What this task involves
Report back each line of the records that contains the string "Kazhydromet".

Begin Available records

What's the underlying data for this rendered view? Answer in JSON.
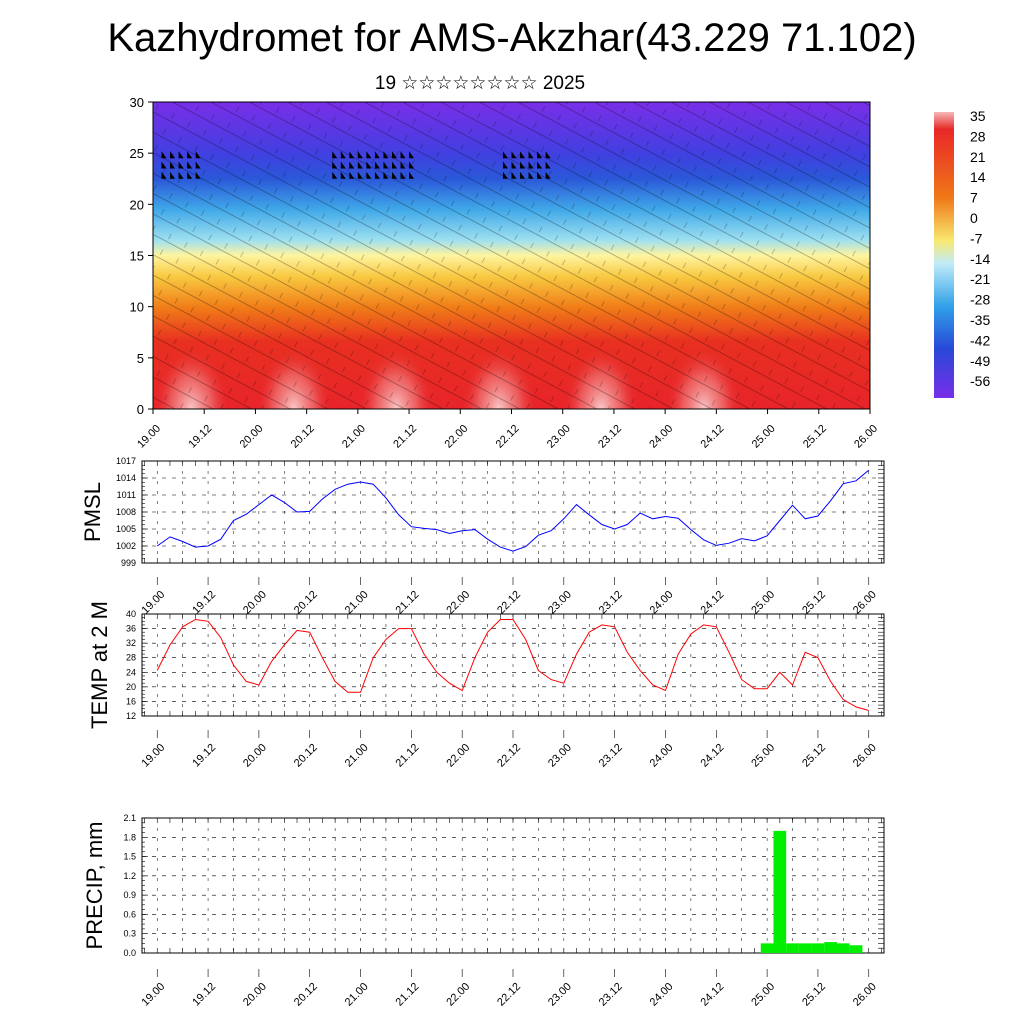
{
  "title": "Kazhydromet for AMS-Akzhar(43.229 71.102)",
  "subtitle": "19 ☆☆☆☆☆☆☆☆ 2025",
  "time_labels": [
    "19.00",
    "19.12",
    "20.00",
    "20.12",
    "21.00",
    "21.12",
    "22.00",
    "22.12",
    "23.00",
    "23.12",
    "24.00",
    "24.12",
    "25.00",
    "25.12",
    "26.00"
  ],
  "colorbar_labels": [
    "35",
    "28",
    "21",
    "14",
    "7",
    "0",
    "-7",
    "-14",
    "-21",
    "-28",
    "-35",
    "-42",
    "-49",
    "-56"
  ],
  "colors": {
    "pmsl_line": "#0000ff",
    "temp_line": "#ff0000",
    "precip_bar": "#00ee00",
    "grid": "#000000"
  },
  "chart_data": [
    {
      "type": "heatmap",
      "title": "Kazhydromet for AMS-Akzhar(43.229 71.102)",
      "subtitle": "19 ☆☆☆☆☆☆☆☆ 2025",
      "ylabel": "",
      "ylim": [
        0,
        30
      ],
      "y_ticks": [
        "0",
        "5",
        "10",
        "15",
        "20",
        "25",
        "30"
      ],
      "x_ticks": [
        "19.00",
        "19.12",
        "20.00",
        "20.12",
        "21.00",
        "21.12",
        "22.00",
        "22.12",
        "23.00",
        "23.12",
        "24.00",
        "24.12",
        "25.00",
        "25.12",
        "26.00"
      ],
      "colorbar": [
        "35",
        "28",
        "21",
        "14",
        "7",
        "0",
        "-7",
        "-14",
        "-21",
        "-28",
        "-35",
        "-42",
        "-49",
        "-56"
      ],
      "levels": [
        0,
        5,
        10,
        15,
        20,
        25,
        30
      ],
      "temperature_by_level": [
        33,
        25,
        15,
        -7,
        -24,
        -45,
        -56
      ]
    },
    {
      "type": "line",
      "ylabel": "PMSL",
      "ylim": [
        999,
        1017
      ],
      "y_ticks": [
        "1017",
        "1014",
        "1011",
        "1008",
        "1005",
        "1002",
        "999"
      ],
      "x_ticks": [
        "19.00",
        "19.12",
        "20.00",
        "20.12",
        "21.00",
        "21.12",
        "22.00",
        "22.12",
        "23.00",
        "23.12",
        "24.00",
        "24.12",
        "25.00",
        "25.12",
        "26.00"
      ],
      "x": [
        0,
        3,
        6,
        9,
        12,
        15,
        18,
        21,
        24,
        27,
        30,
        33,
        36,
        39,
        42,
        45,
        48,
        51,
        54,
        57,
        60,
        63,
        66,
        69,
        72,
        75,
        78,
        81,
        84,
        87,
        90,
        93,
        96,
        99,
        102,
        105,
        108,
        111,
        114,
        117,
        120,
        123,
        126,
        129,
        132,
        135,
        138,
        141,
        144,
        147,
        150,
        153,
        156,
        159,
        162,
        165,
        168
      ],
      "values": [
        1002,
        1003.6,
        1002.8,
        1001.8,
        1002,
        1003.2,
        1006.5,
        1007.6,
        1009.3,
        1011,
        1009.7,
        1008,
        1008.1,
        1010.3,
        1012,
        1012.9,
        1013.3,
        1012.9,
        1010.5,
        1007.5,
        1005.4,
        1005.1,
        1004.9,
        1004.2,
        1004.7,
        1004.9,
        1003.2,
        1001.8,
        1001.1,
        1001.9,
        1003.9,
        1004.7,
        1006.8,
        1009.3,
        1007.5,
        1005.8,
        1005,
        1005.8,
        1007.8,
        1006.8,
        1007.2,
        1006.9,
        1004.9,
        1003.1,
        1002.1,
        1002.5,
        1003.3,
        1002.9,
        1003.8,
        1006.5,
        1009.2,
        1006.8,
        1007.3,
        1010,
        1013,
        1013.5,
        1015.4
      ]
    },
    {
      "type": "line",
      "ylabel": "TEMP at 2 M",
      "ylim": [
        12,
        40
      ],
      "y_ticks": [
        "40",
        "36",
        "32",
        "28",
        "24",
        "20",
        "16",
        "12"
      ],
      "x_ticks": [
        "19.00",
        "19.12",
        "20.00",
        "20.12",
        "21.00",
        "21.12",
        "22.00",
        "22.12",
        "23.00",
        "23.12",
        "24.00",
        "24.12",
        "25.00",
        "25.12",
        "26.00"
      ],
      "x": [
        0,
        3,
        6,
        9,
        12,
        15,
        18,
        21,
        24,
        27,
        30,
        33,
        36,
        39,
        42,
        45,
        48,
        51,
        54,
        57,
        60,
        63,
        66,
        69,
        72,
        75,
        78,
        81,
        84,
        87,
        90,
        93,
        96,
        99,
        102,
        105,
        108,
        111,
        114,
        117,
        120,
        123,
        126,
        129,
        132,
        135,
        138,
        141,
        144,
        147,
        150,
        153,
        156,
        159,
        162,
        165,
        168
      ],
      "values": [
        24.5,
        31.5,
        36.5,
        38.5,
        38,
        33.5,
        26,
        21.5,
        20.5,
        27,
        31.5,
        35.5,
        35,
        28,
        21.5,
        18.5,
        18.5,
        28,
        33,
        36,
        36,
        29,
        24,
        21,
        19,
        28,
        35,
        38.5,
        38.5,
        33,
        24.5,
        22,
        21,
        29,
        35,
        37,
        36.5,
        29.5,
        24.5,
        20.5,
        19,
        29,
        34.5,
        37,
        36.5,
        29.5,
        22,
        19.5,
        19.5,
        24,
        20.5,
        29.5,
        28,
        21.5,
        16.5,
        14.5,
        13.5
      ]
    },
    {
      "type": "bar",
      "ylabel": "PRECIP, mm",
      "ylim": [
        0,
        2.1
      ],
      "y_ticks": [
        "2.1",
        "1.8",
        "1.5",
        "1.2",
        "0.9",
        "0.6",
        "0.3",
        "0.0"
      ],
      "x_ticks": [
        "19.00",
        "19.12",
        "20.00",
        "20.12",
        "21.00",
        "21.12",
        "22.00",
        "22.12",
        "23.00",
        "23.12",
        "24.00",
        "24.12",
        "25.00",
        "25.12",
        "26.00"
      ],
      "x": [
        144,
        147,
        150,
        153,
        156,
        159,
        162,
        165
      ],
      "values": [
        0.15,
        1.9,
        0.15,
        0.15,
        0.15,
        0.17,
        0.15,
        0.12
      ]
    }
  ]
}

End Available records

Task output
  "title": "Kazhydromet for AMS-Akzhar(43.229 71.102)",
      "title": "Kazhydromet for AMS-Akzhar(43.229 71.102)",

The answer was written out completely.